*What the task asks*:
State how many lines hold the word "antennas", with no other words.

*Extracted information*:
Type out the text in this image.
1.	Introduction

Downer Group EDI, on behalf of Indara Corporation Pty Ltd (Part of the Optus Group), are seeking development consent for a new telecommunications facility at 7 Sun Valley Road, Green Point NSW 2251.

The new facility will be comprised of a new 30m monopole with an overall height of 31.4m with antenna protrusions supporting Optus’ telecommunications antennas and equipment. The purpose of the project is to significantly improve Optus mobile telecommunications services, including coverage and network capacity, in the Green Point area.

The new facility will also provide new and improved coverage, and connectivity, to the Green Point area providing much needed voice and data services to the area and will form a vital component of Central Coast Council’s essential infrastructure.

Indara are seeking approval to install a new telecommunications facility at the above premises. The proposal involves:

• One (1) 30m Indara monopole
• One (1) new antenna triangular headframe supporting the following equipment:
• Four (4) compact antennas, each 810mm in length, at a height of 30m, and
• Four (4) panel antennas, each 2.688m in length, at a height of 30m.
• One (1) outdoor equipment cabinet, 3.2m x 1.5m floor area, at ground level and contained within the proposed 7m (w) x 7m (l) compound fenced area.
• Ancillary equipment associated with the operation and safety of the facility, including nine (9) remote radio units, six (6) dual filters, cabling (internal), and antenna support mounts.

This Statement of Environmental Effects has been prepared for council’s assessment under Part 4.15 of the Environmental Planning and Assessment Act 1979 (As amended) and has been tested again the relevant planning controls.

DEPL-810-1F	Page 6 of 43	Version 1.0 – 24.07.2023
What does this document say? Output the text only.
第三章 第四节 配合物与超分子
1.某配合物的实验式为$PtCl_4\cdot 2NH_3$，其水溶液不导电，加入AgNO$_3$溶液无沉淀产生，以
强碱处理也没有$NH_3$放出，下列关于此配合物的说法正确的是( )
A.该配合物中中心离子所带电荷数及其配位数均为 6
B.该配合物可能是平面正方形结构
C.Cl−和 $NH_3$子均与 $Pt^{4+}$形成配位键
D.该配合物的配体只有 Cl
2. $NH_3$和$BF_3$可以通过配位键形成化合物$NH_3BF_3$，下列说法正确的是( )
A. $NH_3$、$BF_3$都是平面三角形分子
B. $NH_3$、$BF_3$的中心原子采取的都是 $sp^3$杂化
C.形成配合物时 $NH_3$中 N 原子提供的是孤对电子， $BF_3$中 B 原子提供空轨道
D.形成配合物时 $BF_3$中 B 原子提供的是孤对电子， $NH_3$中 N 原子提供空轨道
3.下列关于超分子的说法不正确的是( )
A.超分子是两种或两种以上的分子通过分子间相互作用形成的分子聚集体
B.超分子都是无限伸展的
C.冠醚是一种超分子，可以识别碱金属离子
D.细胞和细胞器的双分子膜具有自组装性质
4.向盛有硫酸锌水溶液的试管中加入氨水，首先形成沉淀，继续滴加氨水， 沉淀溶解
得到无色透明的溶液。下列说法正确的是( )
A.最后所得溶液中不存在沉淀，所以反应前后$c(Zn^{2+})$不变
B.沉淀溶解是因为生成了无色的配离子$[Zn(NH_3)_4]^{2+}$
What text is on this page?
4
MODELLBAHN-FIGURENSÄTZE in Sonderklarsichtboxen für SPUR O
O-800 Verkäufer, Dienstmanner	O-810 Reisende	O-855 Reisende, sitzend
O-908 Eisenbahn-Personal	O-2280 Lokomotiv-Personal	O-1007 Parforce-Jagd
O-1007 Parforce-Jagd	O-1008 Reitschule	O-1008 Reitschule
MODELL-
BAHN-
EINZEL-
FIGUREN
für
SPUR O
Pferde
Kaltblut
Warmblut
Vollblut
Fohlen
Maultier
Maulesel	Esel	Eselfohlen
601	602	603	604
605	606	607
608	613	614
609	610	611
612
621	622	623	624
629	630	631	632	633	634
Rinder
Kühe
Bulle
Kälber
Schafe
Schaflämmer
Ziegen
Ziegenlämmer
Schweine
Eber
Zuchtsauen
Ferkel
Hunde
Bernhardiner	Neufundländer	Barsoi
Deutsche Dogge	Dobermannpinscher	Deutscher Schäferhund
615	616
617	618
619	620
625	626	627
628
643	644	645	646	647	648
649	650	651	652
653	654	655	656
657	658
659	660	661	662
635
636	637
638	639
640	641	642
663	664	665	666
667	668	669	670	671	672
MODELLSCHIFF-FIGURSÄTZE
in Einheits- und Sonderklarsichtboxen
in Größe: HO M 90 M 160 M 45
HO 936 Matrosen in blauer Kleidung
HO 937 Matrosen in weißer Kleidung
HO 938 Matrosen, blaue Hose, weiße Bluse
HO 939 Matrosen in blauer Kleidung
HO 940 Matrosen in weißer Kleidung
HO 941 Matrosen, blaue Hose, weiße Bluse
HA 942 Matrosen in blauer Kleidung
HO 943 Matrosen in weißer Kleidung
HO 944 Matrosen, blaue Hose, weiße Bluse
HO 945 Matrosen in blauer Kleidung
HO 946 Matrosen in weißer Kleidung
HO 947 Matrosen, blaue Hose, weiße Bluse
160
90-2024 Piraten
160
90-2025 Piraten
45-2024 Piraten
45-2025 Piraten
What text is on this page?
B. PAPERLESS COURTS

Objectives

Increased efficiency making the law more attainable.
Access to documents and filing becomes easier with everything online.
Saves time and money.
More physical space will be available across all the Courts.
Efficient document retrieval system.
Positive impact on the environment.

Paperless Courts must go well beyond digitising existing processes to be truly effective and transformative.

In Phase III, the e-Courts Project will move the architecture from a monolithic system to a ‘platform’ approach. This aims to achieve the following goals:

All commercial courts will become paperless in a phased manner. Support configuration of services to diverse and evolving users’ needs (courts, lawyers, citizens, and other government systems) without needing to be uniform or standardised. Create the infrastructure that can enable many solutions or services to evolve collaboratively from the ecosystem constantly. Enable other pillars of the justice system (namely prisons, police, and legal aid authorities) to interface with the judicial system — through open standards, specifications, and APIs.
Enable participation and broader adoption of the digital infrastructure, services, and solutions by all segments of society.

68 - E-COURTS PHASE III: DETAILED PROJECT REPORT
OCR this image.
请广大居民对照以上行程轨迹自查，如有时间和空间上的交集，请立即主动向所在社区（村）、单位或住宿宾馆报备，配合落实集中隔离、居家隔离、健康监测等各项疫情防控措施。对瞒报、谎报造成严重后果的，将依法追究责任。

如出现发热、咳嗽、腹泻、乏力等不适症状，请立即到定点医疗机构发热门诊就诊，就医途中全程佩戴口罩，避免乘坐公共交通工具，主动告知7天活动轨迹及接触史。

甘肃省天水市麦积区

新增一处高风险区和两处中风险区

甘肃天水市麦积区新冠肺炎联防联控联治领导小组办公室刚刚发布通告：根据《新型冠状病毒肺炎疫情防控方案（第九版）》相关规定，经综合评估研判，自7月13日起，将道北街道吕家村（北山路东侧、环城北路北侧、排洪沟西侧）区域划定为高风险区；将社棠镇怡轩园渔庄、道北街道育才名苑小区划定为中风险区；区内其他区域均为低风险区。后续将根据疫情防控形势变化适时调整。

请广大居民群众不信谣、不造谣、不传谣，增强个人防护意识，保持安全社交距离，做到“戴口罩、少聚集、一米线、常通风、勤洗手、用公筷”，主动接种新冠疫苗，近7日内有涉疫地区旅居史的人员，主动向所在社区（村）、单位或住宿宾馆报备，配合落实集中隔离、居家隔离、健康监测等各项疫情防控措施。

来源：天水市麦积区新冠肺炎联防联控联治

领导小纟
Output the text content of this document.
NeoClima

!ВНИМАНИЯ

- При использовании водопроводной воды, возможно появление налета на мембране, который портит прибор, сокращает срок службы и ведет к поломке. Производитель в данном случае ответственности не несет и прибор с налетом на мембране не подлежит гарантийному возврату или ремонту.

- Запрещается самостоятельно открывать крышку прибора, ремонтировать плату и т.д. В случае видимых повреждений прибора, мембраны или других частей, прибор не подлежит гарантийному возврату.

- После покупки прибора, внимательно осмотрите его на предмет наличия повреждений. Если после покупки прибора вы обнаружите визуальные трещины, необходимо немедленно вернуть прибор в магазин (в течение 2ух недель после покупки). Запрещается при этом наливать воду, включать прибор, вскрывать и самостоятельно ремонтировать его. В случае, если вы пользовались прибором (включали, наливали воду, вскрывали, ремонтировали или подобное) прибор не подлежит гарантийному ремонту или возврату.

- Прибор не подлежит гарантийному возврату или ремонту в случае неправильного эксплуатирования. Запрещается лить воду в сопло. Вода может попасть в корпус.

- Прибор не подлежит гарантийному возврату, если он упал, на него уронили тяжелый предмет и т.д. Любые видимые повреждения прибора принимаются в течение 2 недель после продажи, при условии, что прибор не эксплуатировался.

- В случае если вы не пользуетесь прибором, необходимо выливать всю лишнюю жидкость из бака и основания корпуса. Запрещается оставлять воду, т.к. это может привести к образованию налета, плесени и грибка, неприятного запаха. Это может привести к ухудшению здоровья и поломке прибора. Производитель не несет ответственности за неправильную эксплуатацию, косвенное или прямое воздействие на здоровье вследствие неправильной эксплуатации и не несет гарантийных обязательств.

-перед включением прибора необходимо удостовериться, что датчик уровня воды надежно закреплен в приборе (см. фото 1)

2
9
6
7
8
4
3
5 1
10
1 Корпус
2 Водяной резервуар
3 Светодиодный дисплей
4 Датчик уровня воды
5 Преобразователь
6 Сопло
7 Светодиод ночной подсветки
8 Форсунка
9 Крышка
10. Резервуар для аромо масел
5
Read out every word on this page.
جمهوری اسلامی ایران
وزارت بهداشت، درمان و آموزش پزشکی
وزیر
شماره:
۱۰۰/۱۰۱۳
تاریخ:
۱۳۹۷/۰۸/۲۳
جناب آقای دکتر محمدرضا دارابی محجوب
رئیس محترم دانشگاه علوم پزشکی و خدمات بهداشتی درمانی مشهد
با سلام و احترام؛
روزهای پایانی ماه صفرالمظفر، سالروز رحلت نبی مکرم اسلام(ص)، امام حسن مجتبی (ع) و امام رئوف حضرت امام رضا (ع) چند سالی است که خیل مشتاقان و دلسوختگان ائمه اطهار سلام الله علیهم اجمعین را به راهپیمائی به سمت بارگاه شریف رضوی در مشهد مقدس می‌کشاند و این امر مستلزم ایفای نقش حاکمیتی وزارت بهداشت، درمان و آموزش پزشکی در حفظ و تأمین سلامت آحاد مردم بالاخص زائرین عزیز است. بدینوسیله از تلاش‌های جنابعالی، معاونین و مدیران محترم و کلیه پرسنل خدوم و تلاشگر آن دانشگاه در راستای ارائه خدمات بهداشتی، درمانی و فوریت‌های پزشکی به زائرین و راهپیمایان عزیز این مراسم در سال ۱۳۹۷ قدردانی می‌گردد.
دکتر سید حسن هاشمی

*Expected answer*:
3